▶ [Exercise data]

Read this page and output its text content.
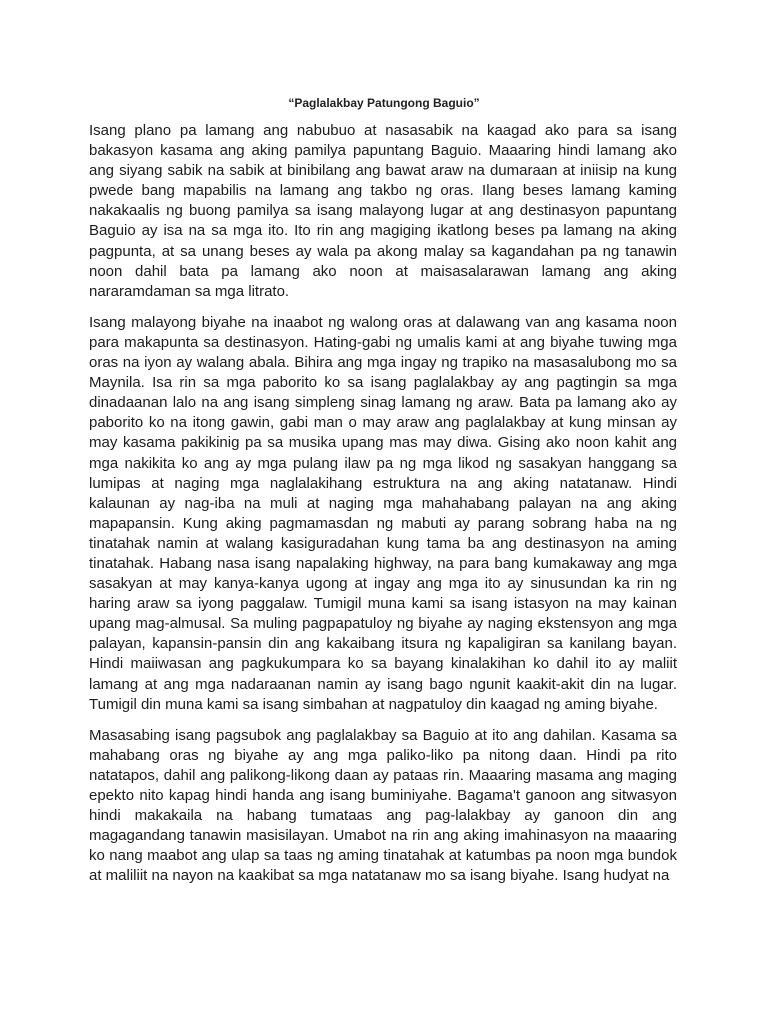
“Paglalakbay Patungong Baguio”

Isang plano pa lamang ang nabubuo at nasasabik na kaagad ako para sa isang bakasyon kasama ang aking pamilya papuntang Baguio. Maaaring hindi lamang ako ang siyang sabik na sabik at binibilang ang bawat araw na dumaraan at iniisip na kung pwede bang mapabilis na lamang ang takbo ng oras. Ilang beses lamang kaming nakakaalis ng buong pamilya sa isang malayong lugar at ang destinasyon papuntang Baguio ay isa na sa mga ito. Ito rin ang magiging ikatlong beses pa lamang na aking pagpunta, at sa unang beses ay wala pa akong malay sa kagandahan pa ng tanawin noon dahil bata pa lamang ako noon at maisasalarawan lamang ang aking nararamdaman sa mga litrato.

Isang malayong biyahe na inaabot ng walong oras at dalawang van ang kasama noon para makapunta sa destinasyon. Hating-gabi ng umalis kami at ang biyahe tuwing mga oras na iyon ay walang abala. Bihira ang mga ingay ng trapiko na masasalubong mo sa Maynila. Isa rin sa mga paborito ko sa isang paglalakbay ay ang pagtingin sa mga dinadaanan lalo na ang isang simpleng sinag lamang ng araw. Bata pa lamang ako ay paborito ko na itong gawin, gabi man o may araw ang paglalakbay at kung minsan ay may kasama pakikinig pa sa musika upang mas may diwa. Gising ako noon kahit ang mga nakikita ko ang ay mga pulang ilaw pa ng mga likod ng sasakyan hanggang sa lumipas at naging mga naglalakihang estruktura na ang aking natatanaw. Hindi kalaunan ay nag-iba na muli at naging mga mahahabang palayan na ang aking mapapansin. Kung aking pagmamasdan ng mabuti ay parang sobrang haba na ng tinatahak namin at walang kasiguradahan kung tama ba ang destinasyon na aming tinatahak. Habang nasa isang napalaking highway, na para bang kumakaway ang mga sasakyan at may kanya-kanya ugong at ingay ang mga ito ay sinusundan ka rin ng haring araw sa iyong paggalaw. Tumigil muna kami sa isang istasyon na may kainan upang mag-almusal. Sa muling pagpapatuloy ng biyahe ay naging ekstensyon ang mga palayan, kapansin-pansin din ang kakaibang itsura ng kapaligiran sa kanilang bayan. Hindi maiiwasan ang pagkukumpara ko sa bayang kinalakihan ko dahil ito ay maliit lamang at ang mga nadaraanan namin ay isang bago ngunit kaakit-akit din na lugar. Tumigil din muna kami sa isang simbahan at nagpatuloy din kaagad ng aming biyahe.

Masasabing isang pagsubok ang paglalakbay sa Baguio at ito ang dahilan. Kasama sa mahabang oras ng biyahe ay ang mga paliko-liko pa nitong daan. Hindi pa rito natatapos, dahil ang palikong-likong daan ay pataas rin. Maaaring masama ang maging epekto nito kapag hindi handa ang isang buminiyahe. Bagama't ganoon ang sitwasyon hindi makakaila na habang tumataas ang pag-lalakbay ay ganoon din ang magagandang tanawin masisilayan. Umabot na rin ang aking imahinasyon na maaaring ko nang maabot ang ulap sa taas ng aming tinatahak at katumbas pa noon mga bundok at maliliit na nayon na kaakibat sa mga natatanaw mo sa isang biyahe. Isang hudyat na
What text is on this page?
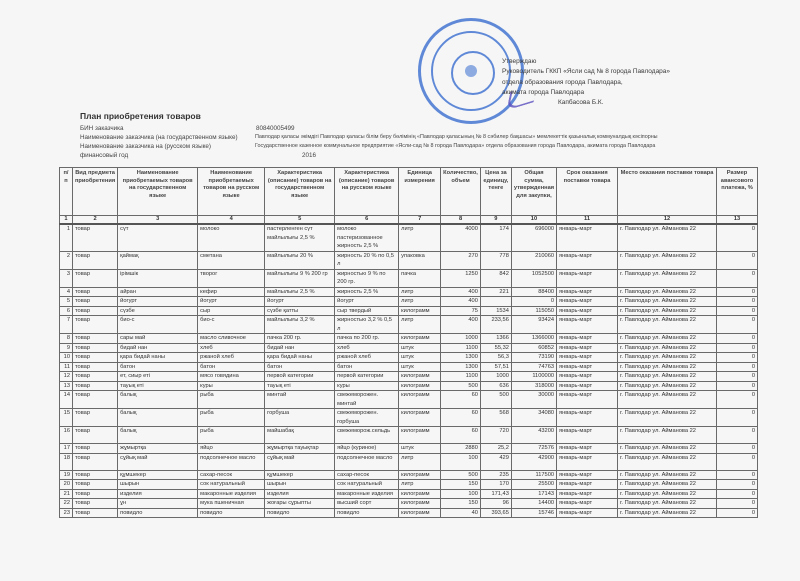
Утверждаю
Руководитель ГККП «Ясли сад № 8 города Павлодара»
отдела образования города Павлодара,
акимата города Павлодара
Капбасова Б.К.
План приобретения товаров
БИН заказчика	80840005499
Наименование заказчика (на государственном языке)	Павлодар қаласы әкімдігі Павлодар қаласы білім беру бөлімінің «Павлодар қаласының № 8 сәбилер бақшасы» мемлекеттік қазыналық коммуналдық кәсіпорны
Наименование заказчика на (русском языке)	Государственное казенное коммунальное предприятие «Ясли-сад № 8 города Павлодара» отдела образования города Павлодара, акимата города Павлодара
финансовый год	2016
п/п	Вид предмета приобретения	Наименование приобретаемых товаров на государственном языке	Наименование приобретаемых товаров на русском языке	Характеристика (описание) товаров на государственном языке	Характеристика (описание) товаров на русском языке	Единица измерения	Количество, объем	Цена за единицу, тенге	Общая сумма, утвержденная для закупки,	Срок оказания поставки товара	Место оказания поставки товара	Размер авансового платежа, %
1	2	3	4	5	6	7	8	9	10	11	12	13
1	товар	сүт	молоко	пастерленген сүт майлылығы 2,5 %	молоко пастеризованное жирность 2,5 %	литр	4000	174	696000	январь-март	г. Павлодар ул. Айманова 22	0
2	товар	қаймақ	сметана	майлылығы 20 %	жирность 20 % по 0,5 л	упаковка	270	778	210060	январь-март	г. Павлодар ул. Айманова 22	0
3	товар	ірімшік	творог	майлылығы 9 % 200 гр	жирностью 9 % по 200 гр.	пачка	1250	842	1052500	январь-март	г. Павлодар ул. Айманова 22	0
4	товар	айран	кефир	майлылығы 2,5 %	жирность 2,5 %	литр	400	221	88400	январь-март	г. Павлодар ул. Айманова 22	0
5	товар	йогурт	йогурт	йогурт	йогурт	литр	400		0	январь-март	г. Павлодар ул. Айманова 22	0
6	товар	сүзбе	сыр	сүзбе қатты	сыр твердый	килограмм	75	1534	115050	январь-март	г. Павлодар ул. Айманова 22	0
7	товар	био-с	био-с	майлылығы 3,2 %	жирностью 3,2 % 0,5 л	литр	400	233,56	93424	январь-март	г. Павлодар ул. Айманова 22	0
8	товар	сары май	масло сливочное	пачка 200 гр.	пачка по 200 гр.	килограмм	1000	1366	1366000	январь-март	г. Павлодар ул. Айманова 22	0
9	товар	бидай нан	хлеб	бидай нан	хлеб	штук	1100	55,32	60852	январь-март	г. Павлодар ул. Айманова 22	0
10	товар	қара бидай наны	ржаной хлеб	қара бидай наны	ржаной хлеб	штук	1300	56,3	73190	январь-март	г. Павлодар ул. Айманова 22	0
11	товар	батон	батон	батон	батон	штук	1300	57,51	74763	январь-март	г. Павлодар ул. Айманова 22	0
12	товар	ет, сиыр еті	мясо говядина	первой категории	первой категории	килограмм	1100	1000	1100000	январь-март	г. Павлодар ул. Айманова 22	0
13	товар	тауық еті	куры	тауық еті	куры	килограмм	500	636	318000	январь-март	г. Павлодар ул. Айманова 22	0
14	товар	балық	рыба	минтай	свежеморожен. минтай	килограмм	60	500	30000	январь-март	г. Павлодар ул. Айманова 22	0
15	товар	балық	рыба	горбуша	свежеморожен. горбуша	килограмм	60	568	34080	январь-март	г. Павлодар ул. Айманова 22	0
16	товар	балық	рыба	майшабақ	свежеморож.сельдь	килограмм	60	720	43200	январь-март	г. Павлодар ул. Айманова 22	0
17	товар	жұмыртқа	яйцо	жұмыртқа тауықтар	яйцо (куриное)	штук	2880	25,2	72576	январь-март	г. Павлодар ул. Айманова 22	0
18	товар	сұйық май	подсолнечное масло	сұйық май	подсолнечное масло	литр	100	429	42900	январь-март	г. Павлодар ул. Айманова 22	0
19	товар	құмшекер	сахар-песок	құмшекер	сахар-песок	килограмм	500	235	117500	январь-март	г. Павлодар ул. Айманова 22	0
20	товар	шырын	сок натуральный	шырын	сок натуральный	литр	150	170	25500	январь-март	г. Павлодар ул. Айманова 22	0
21	товар	изделия	макаронные изделия	изделия	макаронные изделия	килограмм	100	171,43	17143	январь-март	г. Павлодар ул. Айманова 22	0
22	товар	ұн	мука пшеничная	жоғары сұрыпты	высший сорт	килограмм	150	96	14400	январь-март	г. Павлодар ул. Айманова 22	0
23	товар	повидло	повидло	повидло	повидло	килограмм	40	393,65	15746	январь-март	г. Павлодар ул. Айманова 22	0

▶ [Exercise]
Strip out the images, then output the records above word for word.

▶ [Written response]
Read this page and output its text content.
“Paglalakbay Patungong Baguio”

Isang plano pa lamang ang nabubuo at nasasabik na kaagad ako para sa isang bakasyon kasama ang aking pamilya papuntang Baguio. Maaaring hindi lamang ako ang siyang sabik na sabik at binibilang ang bawat araw na dumaraan at iniisip na kung pwede bang mapabilis na lamang ang takbo ng oras. Ilang beses lamang kaming nakakaalis ng buong pamilya sa isang malayong lugar at ang destinasyon papuntang Baguio ay isa na sa mga ito. Ito rin ang magiging ikatlong beses pa lamang na aking pagpunta, at sa unang beses ay wala pa akong malay sa kagandahan pa ng tanawin noon dahil bata pa lamang ako noon at maisasalarawan lamang ang aking nararamdaman sa mga litrato.

Isang malayong biyahe na inaabot ng walong oras at dalawang van ang kasama noon para makapunta sa destinasyon. Hating-gabi ng umalis kami at ang biyahe tuwing mga oras na iyon ay walang abala. Bihira ang mga ingay ng trapiko na masasalubong mo sa Maynila. Isa rin sa mga paborito ko sa isang paglalakbay ay ang pagtingin sa mga dinadaanan lalo na ang isang simpleng sinag lamang ng araw. Bata pa lamang ako ay paborito ko na itong gawin, gabi man o may araw ang paglalakbay at kung minsan ay may kasama pakikinig pa sa musika upang mas may diwa. Gising ako noon kahit ang mga nakikita ko ang ay mga pulang ilaw pa ng mga likod ng sasakyan hanggang sa lumipas at naging mga naglalakihang estruktura na ang aking natatanaw. Hindi kalaunan ay nag-iba na muli at naging mga mahahabang palayan na ang aking mapapansin. Kung aking pagmamasdan ng mabuti ay parang sobrang haba na ng tinatahak namin at walang kasiguradahan kung tama ba ang destinasyon na aming tinatahak. Habang nasa isang napalaking highway, na para bang kumakaway ang mga sasakyan at may kanya-kanya ugong at ingay ang mga ito ay sinusundan ka rin ng haring araw sa iyong paggalaw. Tumigil muna kami sa isang istasyon na may kainan upang mag-almusal. Sa muling pagpapatuloy ng biyahe ay naging ekstensyon ang mga palayan, kapansin-pansin din ang kakaibang itsura ng kapaligiran sa kanilang bayan. Hindi maiiwasan ang pagkukumpara ko sa bayang kinalakihan ko dahil ito ay maliit lamang at ang mga nadaraanan namin ay isang bago ngunit kaakit-akit din na lugar. Tumigil din muna kami sa isang simbahan at nagpatuloy din kaagad ng aming biyahe.

Masasabing isang pagsubok ang paglalakbay sa Baguio at ito ang dahilan. Kasama sa mahabang oras ng biyahe ay ang mga paliko-liko pa nitong daan. Hindi pa rito natatapos, dahil ang palikong-likong daan ay pataas rin. Maaaring masama ang maging epekto nito kapag hindi handa ang isang buminiyahe. Bagama't ganoon ang sitwasyon hindi makakaila na habang tumataas ang pag-lalakbay ay ganoon din ang magagandang tanawin masisilayan. Umabot na rin ang aking imahinasyon na maaaring ko nang maabot ang ulap sa taas ng aming tinatahak at katumbas pa noon mga bundok at maliliit na nayon na kaakibat sa mga natatanaw mo sa isang biyahe. Isang hudyat na
What text is on this page?
Утверждаю
Руководитель ГККП «Ясли сад № 8 города Павлодара»
отдела образования города Павлодара,
акимата города Павлодара
Капбасова Б.К.
План приобретения товаров
БИН заказчика	80840005499
Наименование заказчика (на государственном языке)	Павлодар қаласы әкімдігі Павлодар қаласы білім беру бөлімінің «Павлодар қаласының № 8 сәбилер бақшасы» мемлекеттік қазыналық коммуналдық кәсіпорны
Наименование заказчика на (русском языке)	Государственное казенное коммунальное предприятие «Ясли-сад № 8 города Павлодара» отдела образования города Павлодара, акимата города Павлодара
финансовый год	2016
п/п	Вид предмета приобретения	Наименование приобретаемых товаров на государственном языке	Наименование приобретаемых товаров на русском языке	Характеристика (описание) товаров на государственном языке	Характеристика (описание) товаров на русском языке	Единица измерения	Количество, объем	Цена за единицу, тенге	Общая сумма, утвержденная для закупки,	Срок оказания поставки товара	Место оказания поставки товара	Размер авансового платежа, %
1	2	3	4	5	6	7	8	9	10	11	12	13
1	товар	сүт	молоко	пастерленген сүт майлылығы 2,5 %	молоко пастеризованное жирность 2,5 %	литр	4000	174	696000	январь-март	г. Павлодар ул. Айманова 22	0
2	товар	қаймақ	сметана	майлылығы 20 %	жирность 20 % по 0,5 л	упаковка	270	778	210060	январь-март	г. Павлодар ул. Айманова 22	0
3	товар	ірімшік	творог	майлылығы 9 % 200 гр	жирностью 9 % по 200 гр.	пачка	1250	842	1052500	январь-март	г. Павлодар ул. Айманова 22	0
4	товар	айран	кефир	майлылығы 2,5 %	жирность 2,5 %	литр	400	221	88400	январь-март	г. Павлодар ул. Айманова 22	0
5	товар	йогурт	йогурт	йогурт	йогурт	литр	400		0	январь-март	г. Павлодар ул. Айманова 22	0
6	товар	сүзбе	сыр	сүзбе қатты	сыр твердый	килограмм	75	1534	115050	январь-март	г. Павлодар ул. Айманова 22	0
7	товар	био-с	био-с	майлылығы 3,2 %	жирностью 3,2 % 0,5 л	литр	400	233,56	93424	январь-март	г. Павлодар ул. Айманова 22	0
8	товар	сары май	масло сливочное	пачка 200 гр.	пачка по 200 гр.	килограмм	1000	1366	1366000	январь-март	г. Павлодар ул. Айманова 22	0
9	товар	бидай нан	хлеб	бидай нан	хлеб	штук	1100	55,32	60852	январь-март	г. Павлодар ул. Айманова 22	0
10	товар	қара бидай наны	ржаной хлеб	қара бидай наны	ржаной хлеб	штук	1300	56,3	73190	январь-март	г. Павлодар ул. Айманова 22	0
11	товар	батон	батон	батон	батон	штук	1300	57,51	74763	январь-март	г. Павлодар ул. Айманова 22	0
12	товар	ет, сиыр еті	мясо говядина	первой категории	первой категории	килограмм	1100	1000	1100000	январь-март	г. Павлодар ул. Айманова 22	0
13	товар	тауық еті	куры	тауық еті	куры	килограмм	500	636	318000	январь-март	г. Павлодар ул. Айманова 22	0
14	товар	балық	рыба	минтай	свежеморожен. минтай	килограмм	60	500	30000	январь-март	г. Павлодар ул. Айманова 22	0
15	товар	балық	рыба	горбуша	свежеморожен. горбуша	килограмм	60	568	34080	январь-март	г. Павлодар ул. Айманова 22	0
16	товар	балық	рыба	майшабақ	свежеморож.сельдь	килограмм	60	720	43200	январь-март	г. Павлодар ул. Айманова 22	0
17	товар	жұмыртқа	яйцо	жұмыртқа тауықтар	яйцо (куриное)	штук	2880	25,2	72576	январь-март	г. Павлодар ул. Айманова 22	0
18	товар	сұйық май	подсолнечное масло	сұйық май	подсолнечное масло	литр	100	429	42900	январь-март	г. Павлодар ул. Айманова 22	0
19	товар	құмшекер	сахар-песок	құмшекер	сахар-песок	килограмм	500	235	117500	январь-март	г. Павлодар ул. Айманова 22	0
20	товар	шырын	сок натуральный	шырын	сок натуральный	литр	150	170	25500	январь-март	г. Павлодар ул. Айманова 22	0
21	товар	изделия	макаронные изделия	изделия	макаронные изделия	килограмм	100	171,43	17143	январь-март	г. Павлодар ул. Айманова 22	0
22	товар	ұн	мука пшеничная	жоғары сұрыпты	высший сорт	килограмм	150	96	14400	январь-март	г. Павлодар ул. Айманова 22	0
23	товар	повидло	повидло	повидло	повидло	килограмм	40	393,65	15746	январь-март	г. Павлодар ул. Айманова 22	0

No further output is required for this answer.